## Work instructions
Reproduce all the lines below exactly and omit the images.

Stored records
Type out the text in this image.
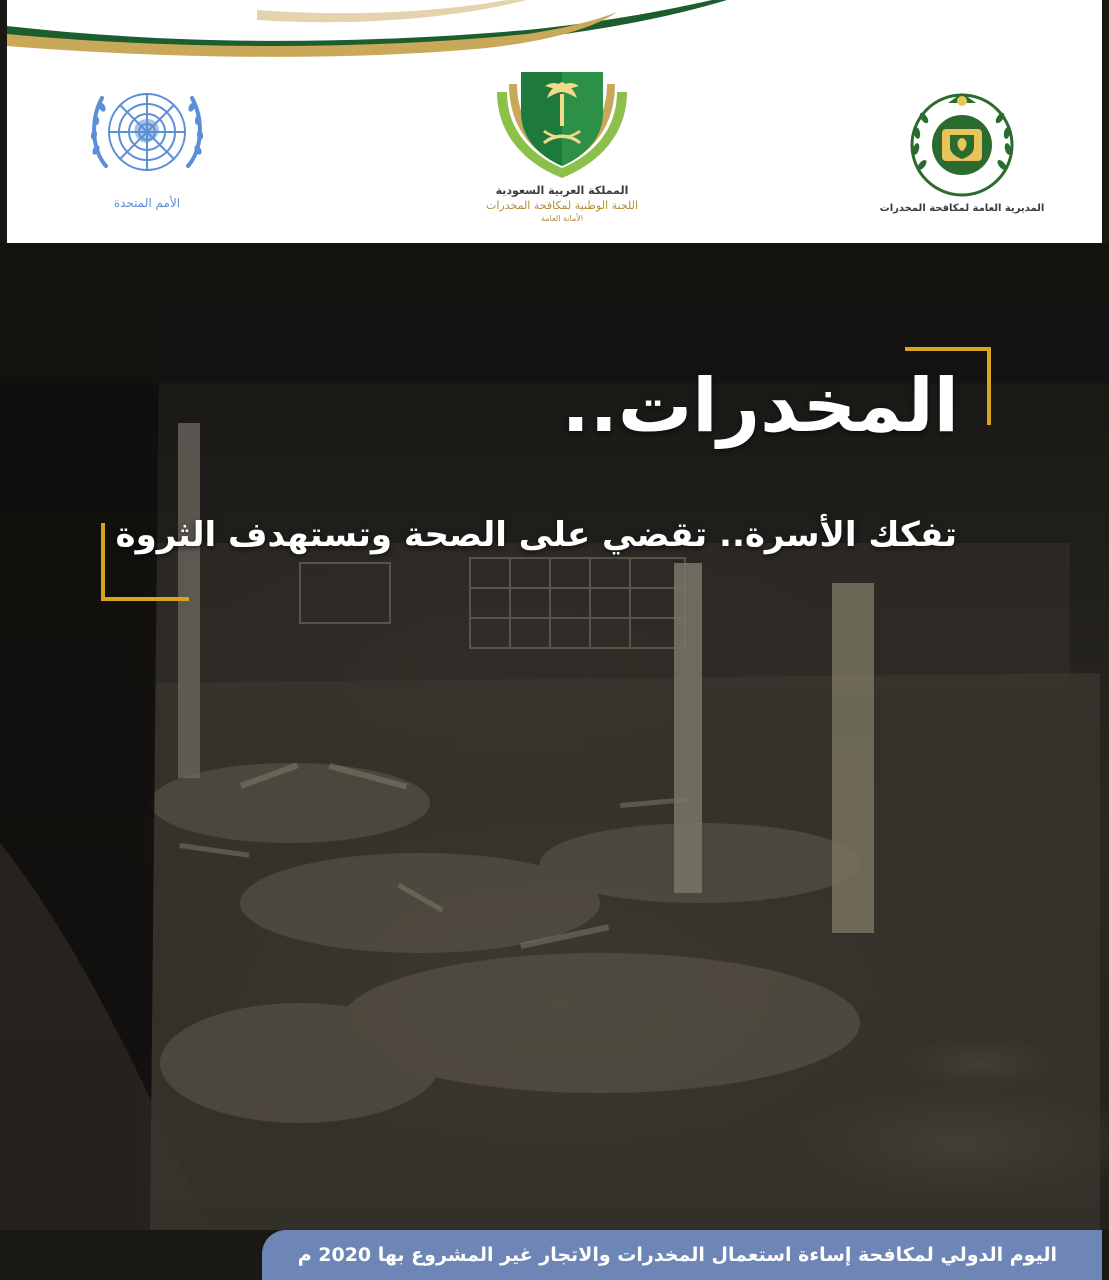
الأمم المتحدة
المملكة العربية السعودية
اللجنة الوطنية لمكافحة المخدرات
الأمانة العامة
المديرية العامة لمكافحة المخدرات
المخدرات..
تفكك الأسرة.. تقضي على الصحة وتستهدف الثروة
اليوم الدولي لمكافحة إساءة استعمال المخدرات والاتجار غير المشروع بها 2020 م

## Result of this exercise
Type out the text in this image.
الأمم المتحدة
المملكة العربية السعودية
اللجنة الوطنية لمكافحة المخدرات
الأمانة العامة
المديرية العامة لمكافحة المخدرات
المخدرات..
تفكك الأسرة.. تقضي على الصحة وتستهدف الثروة
اليوم الدولي لمكافحة إساءة استعمال المخدرات والاتجار غير المشروع بها 2020 م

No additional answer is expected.